What is required: Produce an exact copy of all the data below, dropping every image.

Record extracts:

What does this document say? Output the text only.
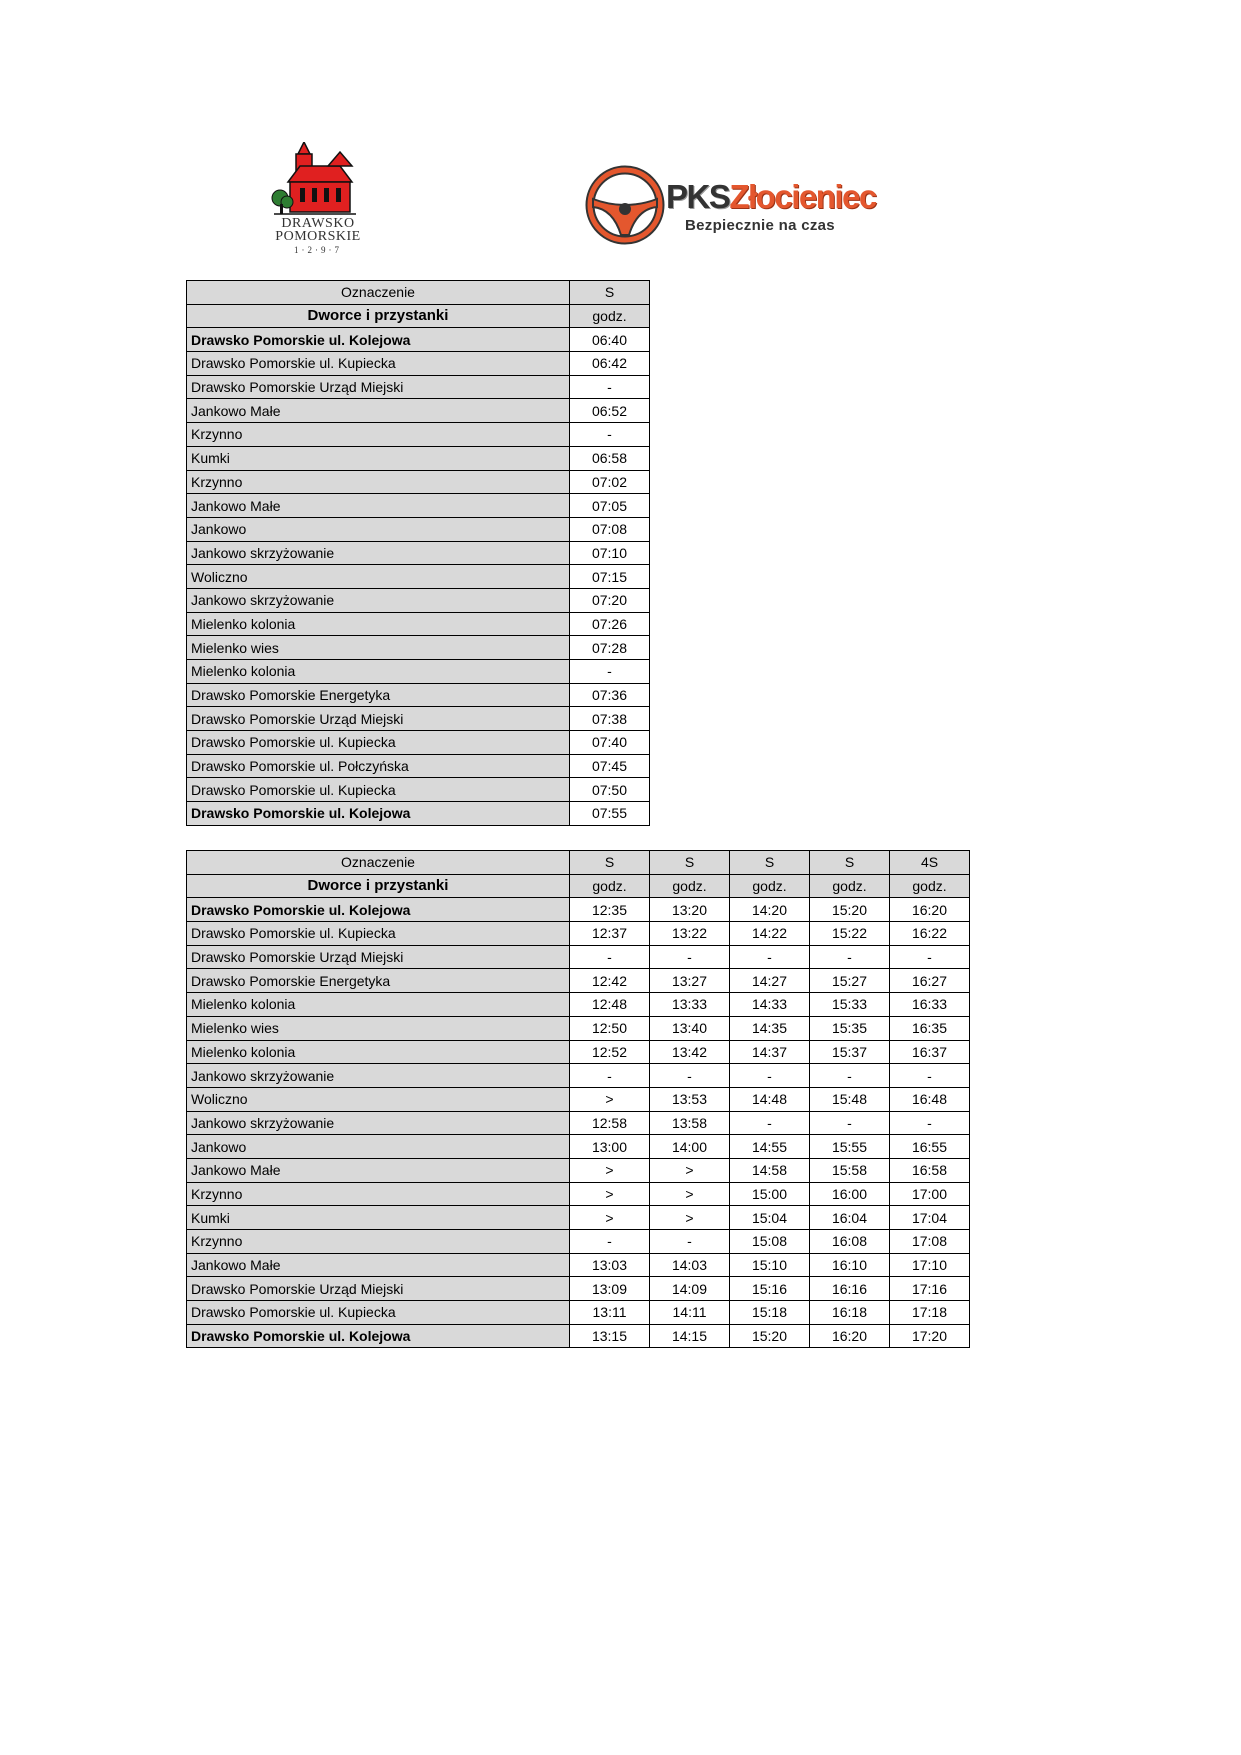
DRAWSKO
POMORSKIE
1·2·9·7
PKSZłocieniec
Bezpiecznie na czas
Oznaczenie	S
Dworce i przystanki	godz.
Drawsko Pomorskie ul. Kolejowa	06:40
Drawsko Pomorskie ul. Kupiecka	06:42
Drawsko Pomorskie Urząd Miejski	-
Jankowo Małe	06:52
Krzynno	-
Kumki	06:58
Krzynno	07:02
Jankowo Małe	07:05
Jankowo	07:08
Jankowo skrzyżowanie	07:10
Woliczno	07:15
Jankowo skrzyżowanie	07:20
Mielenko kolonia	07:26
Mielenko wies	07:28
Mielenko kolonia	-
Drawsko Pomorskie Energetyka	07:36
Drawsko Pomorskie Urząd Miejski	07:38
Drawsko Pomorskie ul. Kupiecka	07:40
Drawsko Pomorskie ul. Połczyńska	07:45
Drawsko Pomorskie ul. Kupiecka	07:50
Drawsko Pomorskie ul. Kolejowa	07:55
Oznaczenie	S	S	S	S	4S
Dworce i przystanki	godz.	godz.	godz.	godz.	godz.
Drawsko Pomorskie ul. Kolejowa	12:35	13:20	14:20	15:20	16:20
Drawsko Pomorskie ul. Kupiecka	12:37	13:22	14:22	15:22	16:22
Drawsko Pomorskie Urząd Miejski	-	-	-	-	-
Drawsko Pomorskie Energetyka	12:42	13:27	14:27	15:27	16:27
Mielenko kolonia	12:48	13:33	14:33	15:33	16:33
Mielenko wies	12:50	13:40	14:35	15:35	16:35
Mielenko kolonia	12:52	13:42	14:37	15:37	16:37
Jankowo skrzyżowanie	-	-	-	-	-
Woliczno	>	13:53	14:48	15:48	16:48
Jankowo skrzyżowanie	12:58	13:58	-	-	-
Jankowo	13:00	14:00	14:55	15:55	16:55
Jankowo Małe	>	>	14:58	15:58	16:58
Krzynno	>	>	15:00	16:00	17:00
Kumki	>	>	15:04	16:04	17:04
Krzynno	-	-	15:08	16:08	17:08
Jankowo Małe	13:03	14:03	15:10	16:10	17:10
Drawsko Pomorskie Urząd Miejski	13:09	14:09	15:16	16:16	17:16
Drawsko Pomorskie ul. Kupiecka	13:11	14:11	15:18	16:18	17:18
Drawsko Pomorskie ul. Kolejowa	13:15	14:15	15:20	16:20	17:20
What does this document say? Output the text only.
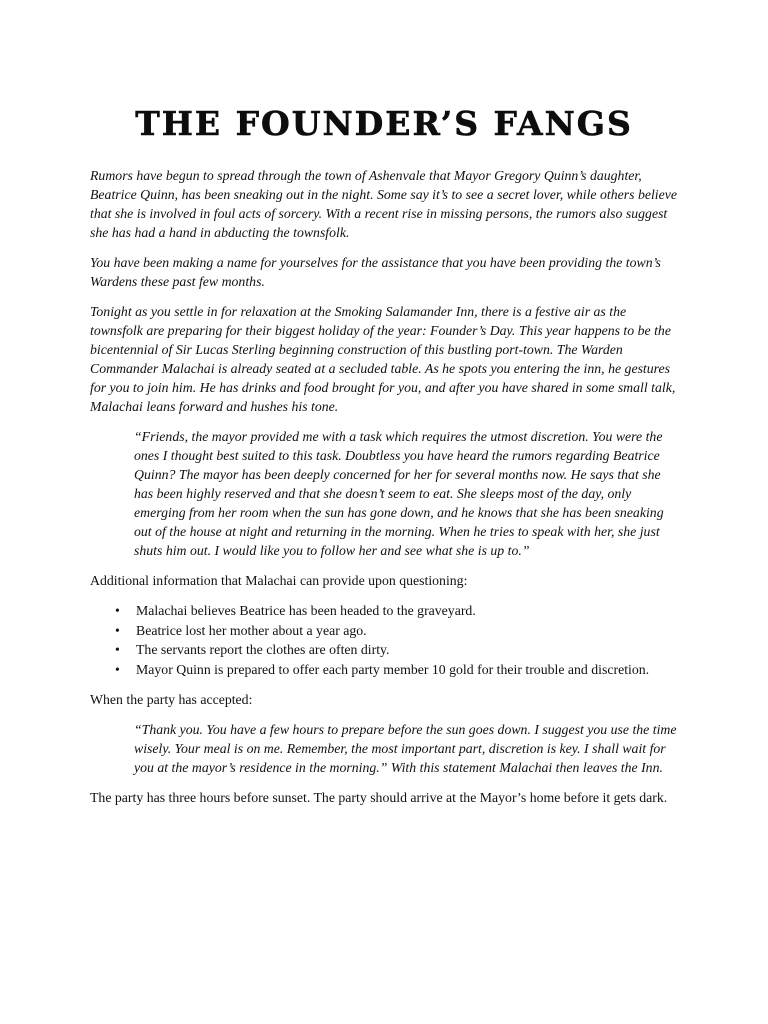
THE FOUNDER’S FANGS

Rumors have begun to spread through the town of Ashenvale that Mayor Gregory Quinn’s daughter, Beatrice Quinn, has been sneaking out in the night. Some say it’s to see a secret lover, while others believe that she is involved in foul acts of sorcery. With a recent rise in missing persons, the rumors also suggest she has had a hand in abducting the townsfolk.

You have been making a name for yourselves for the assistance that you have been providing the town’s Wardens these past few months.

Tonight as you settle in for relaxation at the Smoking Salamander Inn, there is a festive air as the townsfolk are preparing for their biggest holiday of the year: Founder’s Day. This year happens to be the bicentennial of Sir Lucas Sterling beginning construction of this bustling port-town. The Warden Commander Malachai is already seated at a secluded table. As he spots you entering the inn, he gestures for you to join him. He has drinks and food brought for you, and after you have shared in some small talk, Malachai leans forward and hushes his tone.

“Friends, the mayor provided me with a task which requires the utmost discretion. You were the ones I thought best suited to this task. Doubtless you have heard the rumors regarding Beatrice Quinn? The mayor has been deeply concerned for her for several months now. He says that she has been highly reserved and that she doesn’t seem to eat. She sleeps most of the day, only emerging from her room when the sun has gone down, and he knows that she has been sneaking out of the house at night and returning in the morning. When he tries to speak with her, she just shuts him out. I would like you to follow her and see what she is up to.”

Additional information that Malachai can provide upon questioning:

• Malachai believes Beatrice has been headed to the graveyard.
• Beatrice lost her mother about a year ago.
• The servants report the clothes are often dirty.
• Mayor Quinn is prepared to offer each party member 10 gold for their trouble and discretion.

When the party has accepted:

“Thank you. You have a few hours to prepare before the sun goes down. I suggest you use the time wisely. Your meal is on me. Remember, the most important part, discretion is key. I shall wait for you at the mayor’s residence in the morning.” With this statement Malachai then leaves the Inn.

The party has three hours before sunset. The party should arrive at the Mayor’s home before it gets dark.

Answer for this exercise:
What does this document say? Output the text only.
DRAWSKO
POMORSKIE
1·2·9·7
PKSZłocieniec
Bezpiecznie na czas
Oznaczenie	S
Dworce i przystanki	godz.
Drawsko Pomorskie ul. Kolejowa	06:40
Drawsko Pomorskie ul. Kupiecka	06:42
Drawsko Pomorskie Urząd Miejski	-
Jankowo Małe	06:52
Krzynno	-
Kumki	06:58
Krzynno	07:02
Jankowo Małe	07:05
Jankowo	07:08
Jankowo skrzyżowanie	07:10
Woliczno	07:15
Jankowo skrzyżowanie	07:20
Mielenko kolonia	07:26
Mielenko wies	07:28
Mielenko kolonia	-
Drawsko Pomorskie Energetyka	07:36
Drawsko Pomorskie Urząd Miejski	07:38
Drawsko Pomorskie ul. Kupiecka	07:40
Drawsko Pomorskie ul. Połczyńska	07:45
Drawsko Pomorskie ul. Kupiecka	07:50
Drawsko Pomorskie ul. Kolejowa	07:55
Oznaczenie	S	S	S	S	4S
Dworce i przystanki	godz.	godz.	godz.	godz.	godz.
Drawsko Pomorskie ul. Kolejowa	12:35	13:20	14:20	15:20	16:20
Drawsko Pomorskie ul. Kupiecka	12:37	13:22	14:22	15:22	16:22
Drawsko Pomorskie Urząd Miejski	-	-	-	-	-
Drawsko Pomorskie Energetyka	12:42	13:27	14:27	15:27	16:27
Mielenko kolonia	12:48	13:33	14:33	15:33	16:33
Mielenko wies	12:50	13:40	14:35	15:35	16:35
Mielenko kolonia	12:52	13:42	14:37	15:37	16:37
Jankowo skrzyżowanie	-	-	-	-	-
Woliczno	>	13:53	14:48	15:48	16:48
Jankowo skrzyżowanie	12:58	13:58	-	-	-
Jankowo	13:00	14:00	14:55	15:55	16:55
Jankowo Małe	>	>	14:58	15:58	16:58
Krzynno	>	>	15:00	16:00	17:00
Kumki	>	>	15:04	16:04	17:04
Krzynno	-	-	15:08	16:08	17:08
Jankowo Małe	13:03	14:03	15:10	16:10	17:10
Drawsko Pomorskie Urząd Miejski	13:09	14:09	15:16	16:16	17:16
Drawsko Pomorskie ul. Kupiecka	13:11	14:11	15:18	16:18	17:18
Drawsko Pomorskie ul. Kolejowa	13:15	14:15	15:20	16:20	17:20
What does this document say? Output the text only.
THE FOUNDER’S FANGS

Rumors have begun to spread through the town of Ashenvale that Mayor Gregory Quinn’s daughter, Beatrice Quinn, has been sneaking out in the night. Some say it’s to see a secret lover, while others believe that she is involved in foul acts of sorcery. With a recent rise in missing persons, the rumors also suggest she has had a hand in abducting the townsfolk.

You have been making a name for yourselves for the assistance that you have been providing the town’s Wardens these past few months.

Tonight as you settle in for relaxation at the Smoking Salamander Inn, there is a festive air as the townsfolk are preparing for their biggest holiday of the year: Founder’s Day. This year happens to be the bicentennial of Sir Lucas Sterling beginning construction of this bustling port-town. The Warden Commander Malachai is already seated at a secluded table. As he spots you entering the inn, he gestures for you to join him. He has drinks and food brought for you, and after you have shared in some small talk, Malachai leans forward and hushes his tone.

“Friends, the mayor provided me with a task which requires the utmost discretion. You were the ones I thought best suited to this task. Doubtless you have heard the rumors regarding Beatrice Quinn? The mayor has been deeply concerned for her for several months now. He says that she has been highly reserved and that she doesn’t seem to eat. She sleeps most of the day, only emerging from her room when the sun has gone down, and he knows that she has been sneaking out of the house at night and returning in the morning. When he tries to speak with her, she just shuts him out. I would like you to follow her and see what she is up to.”

Additional information that Malachai can provide upon questioning:

• Malachai believes Beatrice has been headed to the graveyard.
• Beatrice lost her mother about a year ago.
• The servants report the clothes are often dirty.
• Mayor Quinn is prepared to offer each party member 10 gold for their trouble and discretion.

When the party has accepted:

“Thank you. You have a few hours to prepare before the sun goes down. I suggest you use the time wisely. Your meal is on me. Remember, the most important part, discretion is key. I shall wait for you at the mayor’s residence in the morning.” With this statement Malachai then leaves the Inn.

The party has three hours before sunset. The party should arrive at the Mayor’s home before it gets dark.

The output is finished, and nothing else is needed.